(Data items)
^^^^^^^^

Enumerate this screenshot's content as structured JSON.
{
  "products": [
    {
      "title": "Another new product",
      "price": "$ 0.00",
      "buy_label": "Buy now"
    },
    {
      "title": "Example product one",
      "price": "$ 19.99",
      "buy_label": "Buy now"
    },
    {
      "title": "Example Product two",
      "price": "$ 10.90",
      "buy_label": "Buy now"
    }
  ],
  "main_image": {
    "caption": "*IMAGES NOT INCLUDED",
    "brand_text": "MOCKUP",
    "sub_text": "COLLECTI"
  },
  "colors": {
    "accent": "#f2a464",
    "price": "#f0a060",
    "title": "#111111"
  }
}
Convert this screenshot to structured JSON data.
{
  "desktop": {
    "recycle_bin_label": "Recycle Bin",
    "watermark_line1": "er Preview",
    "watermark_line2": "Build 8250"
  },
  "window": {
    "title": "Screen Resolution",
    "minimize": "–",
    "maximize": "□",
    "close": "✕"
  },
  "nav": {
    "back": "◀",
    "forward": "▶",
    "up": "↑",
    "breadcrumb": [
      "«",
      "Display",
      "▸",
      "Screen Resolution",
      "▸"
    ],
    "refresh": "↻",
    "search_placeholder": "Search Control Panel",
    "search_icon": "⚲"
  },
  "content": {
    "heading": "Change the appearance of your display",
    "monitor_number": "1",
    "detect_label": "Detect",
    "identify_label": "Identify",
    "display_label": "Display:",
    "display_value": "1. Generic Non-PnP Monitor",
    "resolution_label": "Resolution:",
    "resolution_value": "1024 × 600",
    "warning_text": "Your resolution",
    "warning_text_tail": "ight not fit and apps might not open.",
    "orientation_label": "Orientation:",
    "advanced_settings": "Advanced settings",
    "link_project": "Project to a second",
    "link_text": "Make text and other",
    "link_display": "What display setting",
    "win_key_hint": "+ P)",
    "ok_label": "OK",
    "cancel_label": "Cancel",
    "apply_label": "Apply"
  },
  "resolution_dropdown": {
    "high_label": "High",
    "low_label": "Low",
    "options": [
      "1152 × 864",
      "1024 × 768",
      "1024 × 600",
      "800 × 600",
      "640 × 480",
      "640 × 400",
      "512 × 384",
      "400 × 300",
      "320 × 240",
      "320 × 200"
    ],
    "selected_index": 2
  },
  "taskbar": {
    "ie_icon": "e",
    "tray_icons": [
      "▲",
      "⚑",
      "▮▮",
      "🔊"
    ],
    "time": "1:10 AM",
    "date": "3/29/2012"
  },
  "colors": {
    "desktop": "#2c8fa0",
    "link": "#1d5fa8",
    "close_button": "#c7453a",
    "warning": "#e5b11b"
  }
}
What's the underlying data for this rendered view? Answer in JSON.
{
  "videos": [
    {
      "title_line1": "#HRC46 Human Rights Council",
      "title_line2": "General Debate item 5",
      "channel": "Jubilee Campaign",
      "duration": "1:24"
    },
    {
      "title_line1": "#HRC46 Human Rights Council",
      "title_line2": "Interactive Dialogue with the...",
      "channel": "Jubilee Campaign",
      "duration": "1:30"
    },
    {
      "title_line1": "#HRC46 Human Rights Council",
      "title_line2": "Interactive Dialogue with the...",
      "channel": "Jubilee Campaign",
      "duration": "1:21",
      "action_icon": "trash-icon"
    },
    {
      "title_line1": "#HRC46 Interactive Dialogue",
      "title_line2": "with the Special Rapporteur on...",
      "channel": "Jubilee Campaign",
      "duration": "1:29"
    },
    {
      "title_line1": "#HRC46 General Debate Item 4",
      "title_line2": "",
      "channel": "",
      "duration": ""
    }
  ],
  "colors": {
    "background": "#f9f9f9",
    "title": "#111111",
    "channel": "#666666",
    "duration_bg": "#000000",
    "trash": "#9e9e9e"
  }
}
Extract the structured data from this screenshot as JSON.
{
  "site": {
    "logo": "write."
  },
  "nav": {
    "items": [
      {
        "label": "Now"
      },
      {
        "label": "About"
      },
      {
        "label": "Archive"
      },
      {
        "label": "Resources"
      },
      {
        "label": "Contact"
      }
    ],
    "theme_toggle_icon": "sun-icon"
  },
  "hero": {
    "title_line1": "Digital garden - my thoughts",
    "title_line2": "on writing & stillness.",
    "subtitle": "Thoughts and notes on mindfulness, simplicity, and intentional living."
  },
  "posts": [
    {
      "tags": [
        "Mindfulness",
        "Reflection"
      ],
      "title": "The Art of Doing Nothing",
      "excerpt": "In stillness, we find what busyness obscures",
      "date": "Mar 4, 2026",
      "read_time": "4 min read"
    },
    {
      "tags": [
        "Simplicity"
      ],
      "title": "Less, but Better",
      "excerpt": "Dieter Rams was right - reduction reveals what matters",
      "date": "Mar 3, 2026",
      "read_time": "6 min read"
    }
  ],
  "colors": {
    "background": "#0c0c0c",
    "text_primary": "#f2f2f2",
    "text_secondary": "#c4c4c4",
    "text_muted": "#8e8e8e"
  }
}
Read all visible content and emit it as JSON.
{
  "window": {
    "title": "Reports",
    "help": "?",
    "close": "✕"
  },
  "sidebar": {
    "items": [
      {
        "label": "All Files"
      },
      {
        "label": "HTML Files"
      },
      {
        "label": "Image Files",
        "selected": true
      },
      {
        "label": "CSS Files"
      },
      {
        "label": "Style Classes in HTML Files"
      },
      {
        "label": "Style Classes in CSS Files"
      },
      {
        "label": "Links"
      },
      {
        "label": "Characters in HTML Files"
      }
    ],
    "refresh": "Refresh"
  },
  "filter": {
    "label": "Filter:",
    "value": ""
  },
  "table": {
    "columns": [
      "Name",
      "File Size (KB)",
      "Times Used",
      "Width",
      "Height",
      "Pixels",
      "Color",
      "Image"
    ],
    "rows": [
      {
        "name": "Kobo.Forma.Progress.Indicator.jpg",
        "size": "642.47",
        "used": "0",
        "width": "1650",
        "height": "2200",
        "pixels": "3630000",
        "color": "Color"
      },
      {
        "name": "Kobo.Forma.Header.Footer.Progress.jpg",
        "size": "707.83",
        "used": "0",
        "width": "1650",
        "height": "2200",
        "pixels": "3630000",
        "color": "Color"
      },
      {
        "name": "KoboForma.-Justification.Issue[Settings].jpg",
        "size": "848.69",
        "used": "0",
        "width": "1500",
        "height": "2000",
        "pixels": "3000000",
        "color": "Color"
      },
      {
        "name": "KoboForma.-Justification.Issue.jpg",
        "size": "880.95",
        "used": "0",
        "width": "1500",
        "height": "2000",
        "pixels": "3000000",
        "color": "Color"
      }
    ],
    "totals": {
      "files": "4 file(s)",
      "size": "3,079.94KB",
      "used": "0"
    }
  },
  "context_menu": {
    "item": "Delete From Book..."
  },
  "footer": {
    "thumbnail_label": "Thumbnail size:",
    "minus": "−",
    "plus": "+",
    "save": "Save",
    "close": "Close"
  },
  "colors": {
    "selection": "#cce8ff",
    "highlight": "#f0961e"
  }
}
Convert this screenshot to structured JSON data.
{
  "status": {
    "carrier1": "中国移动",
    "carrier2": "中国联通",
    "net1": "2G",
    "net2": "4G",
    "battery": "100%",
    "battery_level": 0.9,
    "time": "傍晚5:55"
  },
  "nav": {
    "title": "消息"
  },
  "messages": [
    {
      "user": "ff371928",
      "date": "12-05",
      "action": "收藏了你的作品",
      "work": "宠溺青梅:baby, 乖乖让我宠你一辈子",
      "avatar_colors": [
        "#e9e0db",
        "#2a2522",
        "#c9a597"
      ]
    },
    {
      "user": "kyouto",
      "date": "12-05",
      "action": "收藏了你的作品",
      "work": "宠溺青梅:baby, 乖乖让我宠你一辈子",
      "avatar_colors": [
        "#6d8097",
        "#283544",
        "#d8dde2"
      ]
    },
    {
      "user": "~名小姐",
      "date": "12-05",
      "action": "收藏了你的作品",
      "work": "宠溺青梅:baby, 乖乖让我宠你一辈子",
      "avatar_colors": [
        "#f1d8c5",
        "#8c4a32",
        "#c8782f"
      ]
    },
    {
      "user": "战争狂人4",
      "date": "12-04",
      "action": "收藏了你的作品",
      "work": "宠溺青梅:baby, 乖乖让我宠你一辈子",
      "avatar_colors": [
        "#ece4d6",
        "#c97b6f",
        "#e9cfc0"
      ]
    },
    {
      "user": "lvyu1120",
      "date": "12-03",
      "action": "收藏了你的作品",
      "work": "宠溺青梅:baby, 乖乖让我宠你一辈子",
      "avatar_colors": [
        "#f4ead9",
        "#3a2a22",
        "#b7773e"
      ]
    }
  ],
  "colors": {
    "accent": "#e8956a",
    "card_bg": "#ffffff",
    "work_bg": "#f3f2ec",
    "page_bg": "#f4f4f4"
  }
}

^^^^^^^^

Requirement: Examine the entries and report how many of their lines contain the string "background", giving no more than the number.

Response below: 2